▶ DESCRIPTION OF THE TASK
Copy out the whole listing exactly as written, leaving the pictures behind.

━━ MATERIAL SHOWN

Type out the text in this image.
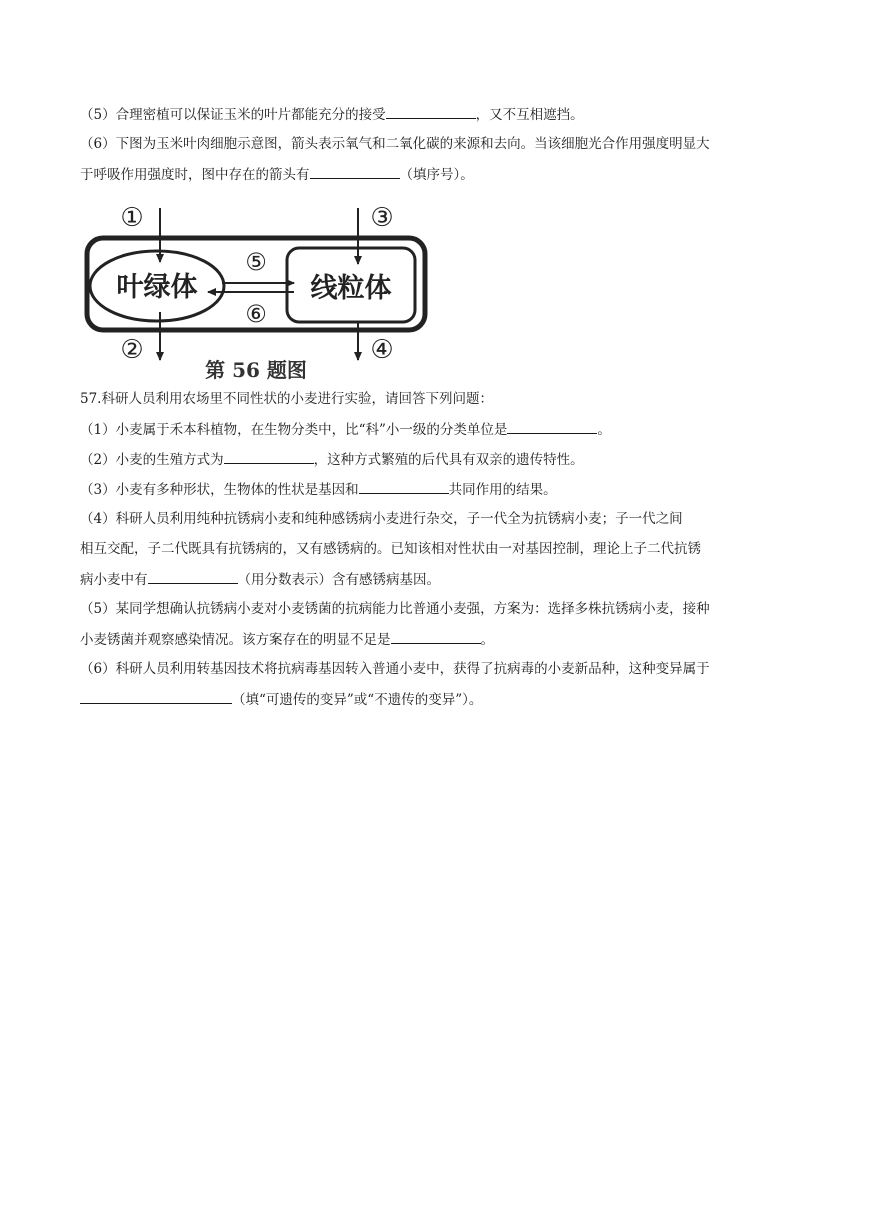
（5）合理密植可以保证玉米的叶片都能充分的接受	，又不互相遮挡。
（6）下图为玉米叶肉细胞示意图，箭头表示氧气和二氧化碳的来源和去向。当该细胞光合作用强度明显大
于呼吸作用强度时，图中存在的箭头有	（填序号）。
叶绿体	线粒体
①
②
③
④
⑤
⑥
第 56 题图
57.科研人员利用农场里不同性状的小麦进行实验，请回答下列问题：
（1）小麦属于禾本科植物，在生物分类中，比“科”小一级的分类单位是	。
（2）小麦的生殖方式为	，这种方式繁殖的后代具有双亲的遗传特性。
（3）小麦有多种形状，生物体的性状是基因和	共同作用的结果。
（4）科研人员利用纯种抗锈病小麦和纯种感锈病小麦进行杂交，子一代全为抗锈病小麦；子一代之间
相互交配，子二代既具有抗锈病的，又有感锈病的。已知该相对性状由一对基因控制，理论上子二代抗锈
病小麦中有	（用分数表示）含有感锈病基因。
（5）某同学想确认抗锈病小麦对小麦锈菌的抗病能力比普通小麦强，方案为：选择多株抗锈病小麦，接种
小麦锈菌并观察感染情况。该方案存在的明显不足是	。
（6）科研人员利用转基因技术将抗病毒基因转入普通小麦中，获得了抗病毒的小麦新品种，这种变异属于
（填“可遗传的变异”或“不遗传的变异”）。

━━━━

▶ OUTPUT FOR THIS EXERCISE
Type out the text in this image.
（5）合理密植可以保证玉米的叶片都能充分的接受	，又不互相遮挡。
（6）下图为玉米叶肉细胞示意图，箭头表示氧气和二氧化碳的来源和去向。当该细胞光合作用强度明显大
于呼吸作用强度时，图中存在的箭头有	（填序号）。
叶绿体	线粒体
①
②
③
④
⑤
⑥
第 56 题图
57.科研人员利用农场里不同性状的小麦进行实验，请回答下列问题：
（1）小麦属于禾本科植物，在生物分类中，比“科”小一级的分类单位是	。
（2）小麦的生殖方式为	，这种方式繁殖的后代具有双亲的遗传特性。
（3）小麦有多种形状，生物体的性状是基因和	共同作用的结果。
（4）科研人员利用纯种抗锈病小麦和纯种感锈病小麦进行杂交，子一代全为抗锈病小麦；子一代之间
相互交配，子二代既具有抗锈病的，又有感锈病的。已知该相对性状由一对基因控制，理论上子二代抗锈
病小麦中有	（用分数表示）含有感锈病基因。
（5）某同学想确认抗锈病小麦对小麦锈菌的抗病能力比普通小麦强，方案为：选择多株抗锈病小麦，接种
小麦锈菌并观察感染情况。该方案存在的明显不足是	。
（6）科研人员利用转基因技术将抗病毒基因转入普通小麦中，获得了抗病毒的小麦新品种，这种变异属于
（填“可遗传的变异”或“不遗传的变异”）。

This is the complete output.